> [EXERCISE PROMPT]:
The exercise asks for every line of the data to be reproduced exactly.

#####

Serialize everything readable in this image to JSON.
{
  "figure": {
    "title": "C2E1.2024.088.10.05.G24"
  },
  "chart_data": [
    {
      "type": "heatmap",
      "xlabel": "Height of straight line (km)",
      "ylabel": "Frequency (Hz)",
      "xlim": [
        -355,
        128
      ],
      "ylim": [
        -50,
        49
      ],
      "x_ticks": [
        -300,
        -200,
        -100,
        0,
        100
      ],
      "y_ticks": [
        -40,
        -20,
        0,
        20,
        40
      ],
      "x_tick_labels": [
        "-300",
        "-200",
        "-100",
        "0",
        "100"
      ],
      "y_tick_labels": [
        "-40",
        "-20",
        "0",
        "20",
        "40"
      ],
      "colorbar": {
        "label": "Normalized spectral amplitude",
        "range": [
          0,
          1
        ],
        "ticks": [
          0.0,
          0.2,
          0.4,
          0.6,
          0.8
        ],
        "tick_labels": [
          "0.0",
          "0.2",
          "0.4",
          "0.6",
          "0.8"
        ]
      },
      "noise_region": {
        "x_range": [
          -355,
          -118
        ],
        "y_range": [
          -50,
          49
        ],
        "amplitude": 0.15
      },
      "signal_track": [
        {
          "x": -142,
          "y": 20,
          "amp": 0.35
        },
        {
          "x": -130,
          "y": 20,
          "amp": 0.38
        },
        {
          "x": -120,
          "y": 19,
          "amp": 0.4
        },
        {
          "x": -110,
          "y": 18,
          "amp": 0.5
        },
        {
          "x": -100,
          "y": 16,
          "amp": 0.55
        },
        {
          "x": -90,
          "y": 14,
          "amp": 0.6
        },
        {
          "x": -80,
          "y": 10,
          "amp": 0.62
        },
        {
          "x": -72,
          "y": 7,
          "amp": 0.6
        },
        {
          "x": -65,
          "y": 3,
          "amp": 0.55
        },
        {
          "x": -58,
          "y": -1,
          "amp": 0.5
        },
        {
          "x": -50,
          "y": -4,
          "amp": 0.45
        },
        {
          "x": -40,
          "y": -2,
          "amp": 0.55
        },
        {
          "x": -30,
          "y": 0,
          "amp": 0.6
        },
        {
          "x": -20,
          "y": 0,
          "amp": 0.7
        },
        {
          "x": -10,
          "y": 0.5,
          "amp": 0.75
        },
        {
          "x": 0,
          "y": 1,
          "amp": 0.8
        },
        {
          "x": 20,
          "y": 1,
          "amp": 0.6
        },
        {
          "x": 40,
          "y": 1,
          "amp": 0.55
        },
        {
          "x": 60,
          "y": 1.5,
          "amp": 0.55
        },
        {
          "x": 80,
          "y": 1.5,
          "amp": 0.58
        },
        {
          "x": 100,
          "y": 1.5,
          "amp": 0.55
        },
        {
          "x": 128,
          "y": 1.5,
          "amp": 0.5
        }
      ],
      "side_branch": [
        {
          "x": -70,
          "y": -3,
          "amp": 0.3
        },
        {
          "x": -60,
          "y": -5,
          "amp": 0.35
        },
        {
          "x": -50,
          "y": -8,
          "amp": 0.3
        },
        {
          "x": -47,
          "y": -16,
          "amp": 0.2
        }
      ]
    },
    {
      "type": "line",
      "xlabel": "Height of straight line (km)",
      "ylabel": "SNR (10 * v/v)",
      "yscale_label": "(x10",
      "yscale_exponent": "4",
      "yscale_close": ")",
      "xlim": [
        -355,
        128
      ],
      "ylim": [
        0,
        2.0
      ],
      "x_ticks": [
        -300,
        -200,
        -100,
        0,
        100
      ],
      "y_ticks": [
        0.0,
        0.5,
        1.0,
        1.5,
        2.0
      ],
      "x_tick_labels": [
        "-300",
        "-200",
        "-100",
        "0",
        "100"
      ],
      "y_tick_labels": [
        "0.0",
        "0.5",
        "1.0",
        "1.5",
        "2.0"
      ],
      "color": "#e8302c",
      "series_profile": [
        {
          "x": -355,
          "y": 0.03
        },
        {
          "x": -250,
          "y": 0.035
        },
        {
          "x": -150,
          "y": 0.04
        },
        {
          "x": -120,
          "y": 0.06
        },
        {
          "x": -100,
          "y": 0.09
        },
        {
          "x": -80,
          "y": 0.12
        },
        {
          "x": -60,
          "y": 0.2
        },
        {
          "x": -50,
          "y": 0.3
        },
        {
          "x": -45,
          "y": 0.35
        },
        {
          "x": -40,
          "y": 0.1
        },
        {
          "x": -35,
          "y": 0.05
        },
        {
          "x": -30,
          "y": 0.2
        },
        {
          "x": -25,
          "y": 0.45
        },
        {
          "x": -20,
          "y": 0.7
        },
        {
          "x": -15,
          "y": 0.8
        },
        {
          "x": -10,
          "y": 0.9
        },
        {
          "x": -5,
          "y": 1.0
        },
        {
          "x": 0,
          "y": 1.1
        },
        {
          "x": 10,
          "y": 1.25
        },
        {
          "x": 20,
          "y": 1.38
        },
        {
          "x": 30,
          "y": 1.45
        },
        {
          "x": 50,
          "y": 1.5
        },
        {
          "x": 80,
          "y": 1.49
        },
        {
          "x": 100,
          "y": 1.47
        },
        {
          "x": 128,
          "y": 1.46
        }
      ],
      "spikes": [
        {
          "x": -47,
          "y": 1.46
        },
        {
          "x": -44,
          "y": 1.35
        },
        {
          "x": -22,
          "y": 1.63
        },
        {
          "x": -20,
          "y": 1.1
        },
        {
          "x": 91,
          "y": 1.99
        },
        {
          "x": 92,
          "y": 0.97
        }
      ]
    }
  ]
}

#####

> [REPLY TO THE EXERCISE]:
Serialize everything readable in this image to JSON.
{
  "figure": {
    "title": "C2E1.2024.088.10.05.G24"
  },
  "chart_data": [
    {
      "type": "heatmap",
      "xlabel": "Height of straight line (km)",
      "ylabel": "Frequency (Hz)",
      "xlim": [
        -355,
        128
      ],
      "ylim": [
        -50,
        49
      ],
      "x_ticks": [
        -300,
        -200,
        -100,
        0,
        100
      ],
      "y_ticks": [
        -40,
        -20,
        0,
        20,
        40
      ],
      "x_tick_labels": [
        "-300",
        "-200",
        "-100",
        "0",
        "100"
      ],
      "y_tick_labels": [
        "-40",
        "-20",
        "0",
        "20",
        "40"
      ],
      "colorbar": {
        "label": "Normalized spectral amplitude",
        "range": [
          0,
          1
        ],
        "ticks": [
          0.0,
          0.2,
          0.4,
          0.6,
          0.8
        ],
        "tick_labels": [
          "0.0",
          "0.2",
          "0.4",
          "0.6",
          "0.8"
        ]
      },
      "noise_region": {
        "x_range": [
          -355,
          -118
        ],
        "y_range": [
          -50,
          49
        ],
        "amplitude": 0.15
      },
      "signal_track": [
        {
          "x": -142,
          "y": 20,
          "amp": 0.35
        },
        {
          "x": -130,
          "y": 20,
          "amp": 0.38
        },
        {
          "x": -120,
          "y": 19,
          "amp": 0.4
        },
        {
          "x": -110,
          "y": 18,
          "amp": 0.5
        },
        {
          "x": -100,
          "y": 16,
          "amp": 0.55
        },
        {
          "x": -90,
          "y": 14,
          "amp": 0.6
        },
        {
          "x": -80,
          "y": 10,
          "amp": 0.62
        },
        {
          "x": -72,
          "y": 7,
          "amp": 0.6
        },
        {
          "x": -65,
          "y": 3,
          "amp": 0.55
        },
        {
          "x": -58,
          "y": -1,
          "amp": 0.5
        },
        {
          "x": -50,
          "y": -4,
          "amp": 0.45
        },
        {
          "x": -40,
          "y": -2,
          "amp": 0.55
        },
        {
          "x": -30,
          "y": 0,
          "amp": 0.6
        },
        {
          "x": -20,
          "y": 0,
          "amp": 0.7
        },
        {
          "x": -10,
          "y": 0.5,
          "amp": 0.75
        },
        {
          "x": 0,
          "y": 1,
          "amp": 0.8
        },
        {
          "x": 20,
          "y": 1,
          "amp": 0.6
        },
        {
          "x": 40,
          "y": 1,
          "amp": 0.55
        },
        {
          "x": 60,
          "y": 1.5,
          "amp": 0.55
        },
        {
          "x": 80,
          "y": 1.5,
          "amp": 0.58
        },
        {
          "x": 100,
          "y": 1.5,
          "amp": 0.55
        },
        {
          "x": 128,
          "y": 1.5,
          "amp": 0.5
        }
      ],
      "side_branch": [
        {
          "x": -70,
          "y": -3,
          "amp": 0.3
        },
        {
          "x": -60,
          "y": -5,
          "amp": 0.35
        },
        {
          "x": -50,
          "y": -8,
          "amp": 0.3
        },
        {
          "x": -47,
          "y": -16,
          "amp": 0.2
        }
      ]
    },
    {
      "type": "line",
      "xlabel": "Height of straight line (km)",
      "ylabel": "SNR (10 * v/v)",
      "yscale_label": "(x10",
      "yscale_exponent": "4",
      "yscale_close": ")",
      "xlim": [
        -355,
        128
      ],
      "ylim": [
        0,
        2.0
      ],
      "x_ticks": [
        -300,
        -200,
        -100,
        0,
        100
      ],
      "y_ticks": [
        0.0,
        0.5,
        1.0,
        1.5,
        2.0
      ],
      "x_tick_labels": [
        "-300",
        "-200",
        "-100",
        "0",
        "100"
      ],
      "y_tick_labels": [
        "0.0",
        "0.5",
        "1.0",
        "1.5",
        "2.0"
      ],
      "color": "#e8302c",
      "series_profile": [
        {
          "x": -355,
          "y": 0.03
        },
        {
          "x": -250,
          "y": 0.035
        },
        {
          "x": -150,
          "y": 0.04
        },
        {
          "x": -120,
          "y": 0.06
        },
        {
          "x": -100,
          "y": 0.09
        },
        {
          "x": -80,
          "y": 0.12
        },
        {
          "x": -60,
          "y": 0.2
        },
        {
          "x": -50,
          "y": 0.3
        },
        {
          "x": -45,
          "y": 0.35
        },
        {
          "x": -40,
          "y": 0.1
        },
        {
          "x": -35,
          "y": 0.05
        },
        {
          "x": -30,
          "y": 0.2
        },
        {
          "x": -25,
          "y": 0.45
        },
        {
          "x": -20,
          "y": 0.7
        },
        {
          "x": -15,
          "y": 0.8
        },
        {
          "x": -10,
          "y": 0.9
        },
        {
          "x": -5,
          "y": 1.0
        },
        {
          "x": 0,
          "y": 1.1
        },
        {
          "x": 10,
          "y": 1.25
        },
        {
          "x": 20,
          "y": 1.38
        },
        {
          "x": 30,
          "y": 1.45
        },
        {
          "x": 50,
          "y": 1.5
        },
        {
          "x": 80,
          "y": 1.49
        },
        {
          "x": 100,
          "y": 1.47
        },
        {
          "x": 128,
          "y": 1.46
        }
      ],
      "spikes": [
        {
          "x": -47,
          "y": 1.46
        },
        {
          "x": -44,
          "y": 1.35
        },
        {
          "x": -22,
          "y": 1.63
        },
        {
          "x": -20,
          "y": 1.1
        },
        {
          "x": 91,
          "y": 1.99
        },
        {
          "x": 92,
          "y": 0.97
        }
      ]
    }
  ]
}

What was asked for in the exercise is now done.